-- START --

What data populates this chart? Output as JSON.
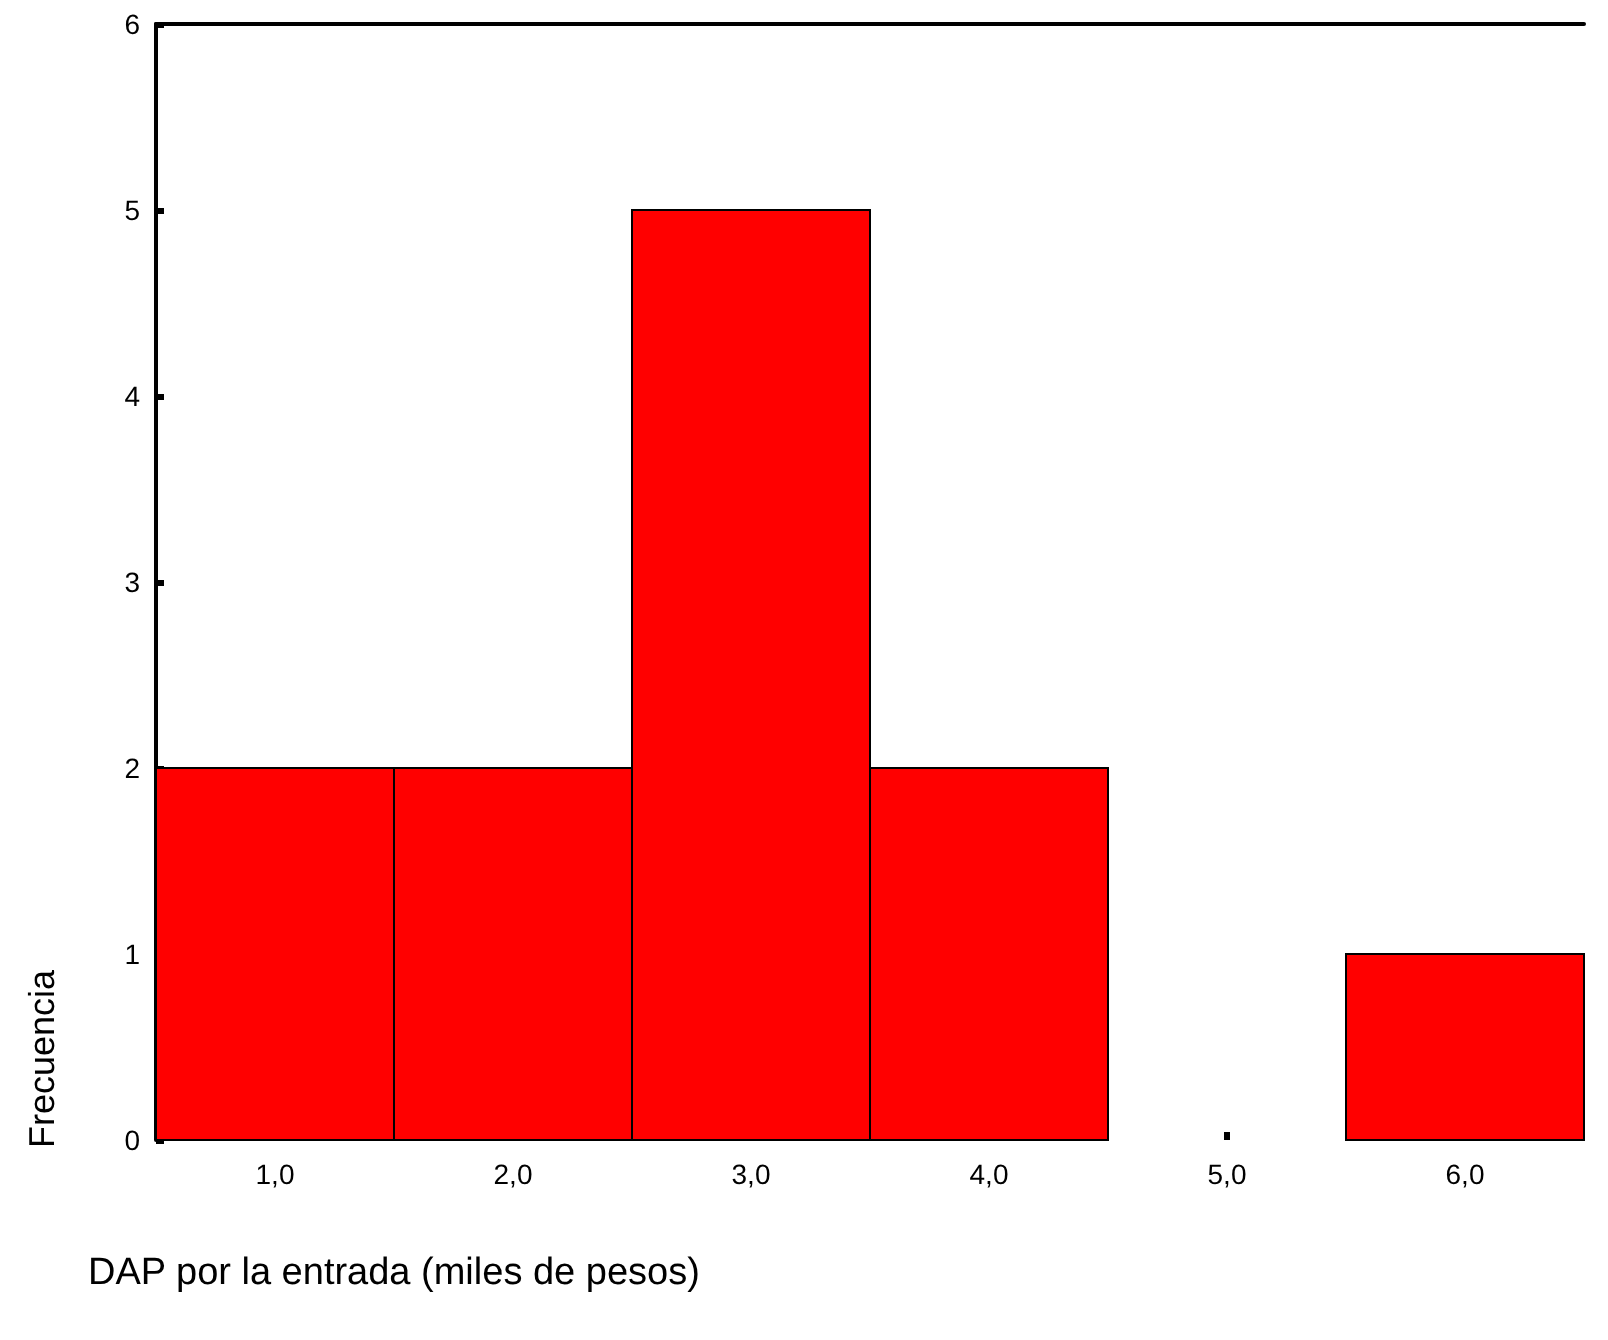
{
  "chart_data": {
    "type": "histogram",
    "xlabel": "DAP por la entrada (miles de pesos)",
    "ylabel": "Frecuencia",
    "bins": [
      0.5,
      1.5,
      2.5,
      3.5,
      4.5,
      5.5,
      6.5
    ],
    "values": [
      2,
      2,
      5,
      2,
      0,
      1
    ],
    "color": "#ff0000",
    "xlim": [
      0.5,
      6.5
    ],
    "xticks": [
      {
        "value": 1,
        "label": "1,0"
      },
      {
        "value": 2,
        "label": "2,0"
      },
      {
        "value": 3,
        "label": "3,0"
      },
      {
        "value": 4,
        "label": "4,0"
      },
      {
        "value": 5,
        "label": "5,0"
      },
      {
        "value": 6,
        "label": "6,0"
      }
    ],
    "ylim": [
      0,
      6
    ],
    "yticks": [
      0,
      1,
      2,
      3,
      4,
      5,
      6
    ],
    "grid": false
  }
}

-- END --
-- START --

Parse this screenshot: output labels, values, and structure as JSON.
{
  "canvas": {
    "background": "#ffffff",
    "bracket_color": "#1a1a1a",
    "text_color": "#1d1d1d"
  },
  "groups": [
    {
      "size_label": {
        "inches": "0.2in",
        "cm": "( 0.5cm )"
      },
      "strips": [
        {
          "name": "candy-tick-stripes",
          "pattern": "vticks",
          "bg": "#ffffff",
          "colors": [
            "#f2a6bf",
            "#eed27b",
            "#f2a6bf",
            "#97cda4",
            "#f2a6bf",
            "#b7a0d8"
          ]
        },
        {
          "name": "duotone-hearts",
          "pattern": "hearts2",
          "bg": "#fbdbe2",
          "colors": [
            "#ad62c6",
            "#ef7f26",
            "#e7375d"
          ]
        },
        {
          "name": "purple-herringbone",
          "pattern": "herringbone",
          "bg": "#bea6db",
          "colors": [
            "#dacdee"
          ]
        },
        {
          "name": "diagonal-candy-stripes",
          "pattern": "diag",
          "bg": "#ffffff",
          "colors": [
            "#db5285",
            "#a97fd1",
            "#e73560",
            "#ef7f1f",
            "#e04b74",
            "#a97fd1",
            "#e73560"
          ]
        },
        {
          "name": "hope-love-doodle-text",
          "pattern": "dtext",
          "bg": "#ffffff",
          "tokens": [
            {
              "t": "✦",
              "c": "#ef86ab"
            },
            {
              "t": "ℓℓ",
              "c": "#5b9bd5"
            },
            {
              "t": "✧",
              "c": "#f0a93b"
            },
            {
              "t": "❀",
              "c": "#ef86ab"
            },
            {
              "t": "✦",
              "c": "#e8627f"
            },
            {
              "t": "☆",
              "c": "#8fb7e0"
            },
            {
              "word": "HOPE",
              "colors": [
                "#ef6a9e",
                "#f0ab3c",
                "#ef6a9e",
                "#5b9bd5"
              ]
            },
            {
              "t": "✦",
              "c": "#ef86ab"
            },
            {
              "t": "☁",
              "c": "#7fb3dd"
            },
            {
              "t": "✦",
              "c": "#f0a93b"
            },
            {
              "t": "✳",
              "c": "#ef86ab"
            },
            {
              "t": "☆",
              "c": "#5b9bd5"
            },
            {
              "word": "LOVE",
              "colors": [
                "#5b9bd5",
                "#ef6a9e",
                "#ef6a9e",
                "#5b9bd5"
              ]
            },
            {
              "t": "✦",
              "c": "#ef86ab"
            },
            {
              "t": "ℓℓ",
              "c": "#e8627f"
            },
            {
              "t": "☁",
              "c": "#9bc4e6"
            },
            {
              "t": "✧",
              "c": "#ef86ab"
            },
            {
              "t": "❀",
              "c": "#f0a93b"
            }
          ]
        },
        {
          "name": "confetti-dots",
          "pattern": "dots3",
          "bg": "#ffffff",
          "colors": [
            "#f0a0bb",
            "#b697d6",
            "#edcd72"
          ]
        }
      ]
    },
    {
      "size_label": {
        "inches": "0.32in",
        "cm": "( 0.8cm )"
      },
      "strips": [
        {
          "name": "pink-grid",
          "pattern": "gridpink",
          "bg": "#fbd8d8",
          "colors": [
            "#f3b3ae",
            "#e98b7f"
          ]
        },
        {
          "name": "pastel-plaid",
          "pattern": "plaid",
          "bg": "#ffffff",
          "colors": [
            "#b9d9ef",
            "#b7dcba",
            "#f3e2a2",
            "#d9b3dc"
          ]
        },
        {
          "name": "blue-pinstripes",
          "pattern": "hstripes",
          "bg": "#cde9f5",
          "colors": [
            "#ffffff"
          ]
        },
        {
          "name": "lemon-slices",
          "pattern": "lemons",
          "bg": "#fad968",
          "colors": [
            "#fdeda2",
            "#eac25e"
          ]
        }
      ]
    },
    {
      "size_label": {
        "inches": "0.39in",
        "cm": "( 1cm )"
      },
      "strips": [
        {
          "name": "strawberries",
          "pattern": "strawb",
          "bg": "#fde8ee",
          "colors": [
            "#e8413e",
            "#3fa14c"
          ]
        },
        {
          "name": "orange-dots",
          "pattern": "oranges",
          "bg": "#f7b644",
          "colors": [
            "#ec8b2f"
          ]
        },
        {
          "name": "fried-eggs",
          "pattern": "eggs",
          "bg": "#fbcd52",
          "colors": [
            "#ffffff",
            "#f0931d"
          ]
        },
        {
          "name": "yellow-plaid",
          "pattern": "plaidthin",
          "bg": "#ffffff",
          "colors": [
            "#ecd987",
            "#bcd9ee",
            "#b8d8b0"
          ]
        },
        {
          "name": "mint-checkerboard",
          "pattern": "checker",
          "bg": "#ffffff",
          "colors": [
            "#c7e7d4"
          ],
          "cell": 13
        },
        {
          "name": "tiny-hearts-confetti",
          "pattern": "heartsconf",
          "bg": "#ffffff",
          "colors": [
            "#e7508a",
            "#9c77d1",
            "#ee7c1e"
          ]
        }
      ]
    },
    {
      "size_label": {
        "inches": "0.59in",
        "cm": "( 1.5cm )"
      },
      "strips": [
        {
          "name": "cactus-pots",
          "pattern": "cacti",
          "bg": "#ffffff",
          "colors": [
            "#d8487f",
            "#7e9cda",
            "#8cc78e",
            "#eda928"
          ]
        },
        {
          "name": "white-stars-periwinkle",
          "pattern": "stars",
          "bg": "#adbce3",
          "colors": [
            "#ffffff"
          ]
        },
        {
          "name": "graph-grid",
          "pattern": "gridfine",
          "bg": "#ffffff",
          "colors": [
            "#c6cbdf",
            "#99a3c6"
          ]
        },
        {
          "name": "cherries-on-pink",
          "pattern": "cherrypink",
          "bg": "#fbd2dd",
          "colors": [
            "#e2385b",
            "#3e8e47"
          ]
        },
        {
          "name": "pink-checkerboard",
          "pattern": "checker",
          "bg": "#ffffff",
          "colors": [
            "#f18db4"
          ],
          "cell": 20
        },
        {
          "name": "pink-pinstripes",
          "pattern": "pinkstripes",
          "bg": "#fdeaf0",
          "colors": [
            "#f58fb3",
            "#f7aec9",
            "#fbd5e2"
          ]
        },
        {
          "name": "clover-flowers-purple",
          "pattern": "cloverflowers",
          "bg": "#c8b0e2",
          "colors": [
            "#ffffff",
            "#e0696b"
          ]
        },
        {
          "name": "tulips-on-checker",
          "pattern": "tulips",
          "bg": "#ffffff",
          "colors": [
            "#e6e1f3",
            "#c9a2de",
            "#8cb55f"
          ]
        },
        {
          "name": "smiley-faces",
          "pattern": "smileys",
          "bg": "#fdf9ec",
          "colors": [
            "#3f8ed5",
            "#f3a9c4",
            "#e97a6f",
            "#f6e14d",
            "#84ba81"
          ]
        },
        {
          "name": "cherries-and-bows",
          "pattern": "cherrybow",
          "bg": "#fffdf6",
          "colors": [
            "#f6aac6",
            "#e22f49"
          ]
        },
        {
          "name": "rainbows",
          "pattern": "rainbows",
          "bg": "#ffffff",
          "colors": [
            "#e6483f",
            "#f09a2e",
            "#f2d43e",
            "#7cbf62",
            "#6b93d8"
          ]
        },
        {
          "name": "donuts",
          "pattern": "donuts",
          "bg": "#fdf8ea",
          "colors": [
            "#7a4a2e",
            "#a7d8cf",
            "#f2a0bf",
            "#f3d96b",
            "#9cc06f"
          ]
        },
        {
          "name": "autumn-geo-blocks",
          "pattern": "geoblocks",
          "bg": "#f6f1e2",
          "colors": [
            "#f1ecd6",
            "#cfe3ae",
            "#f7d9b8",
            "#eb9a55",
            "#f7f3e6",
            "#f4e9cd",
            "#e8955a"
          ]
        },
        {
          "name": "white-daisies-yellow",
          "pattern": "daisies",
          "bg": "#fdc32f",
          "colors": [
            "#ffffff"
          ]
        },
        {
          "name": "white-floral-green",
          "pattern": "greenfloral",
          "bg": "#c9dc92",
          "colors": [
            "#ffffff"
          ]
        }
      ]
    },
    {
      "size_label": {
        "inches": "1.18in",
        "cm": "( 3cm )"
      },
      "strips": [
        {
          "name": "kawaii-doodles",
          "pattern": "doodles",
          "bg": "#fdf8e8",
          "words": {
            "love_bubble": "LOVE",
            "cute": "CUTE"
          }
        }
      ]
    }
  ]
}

-- END --

INSTRUCTIONS TO FOLLOW. Filter the data, keeping only the lines that contain "daisies".

OUTPUT BELOW.
          "name": "white-daisies-yellow",
          "pattern": "daisies",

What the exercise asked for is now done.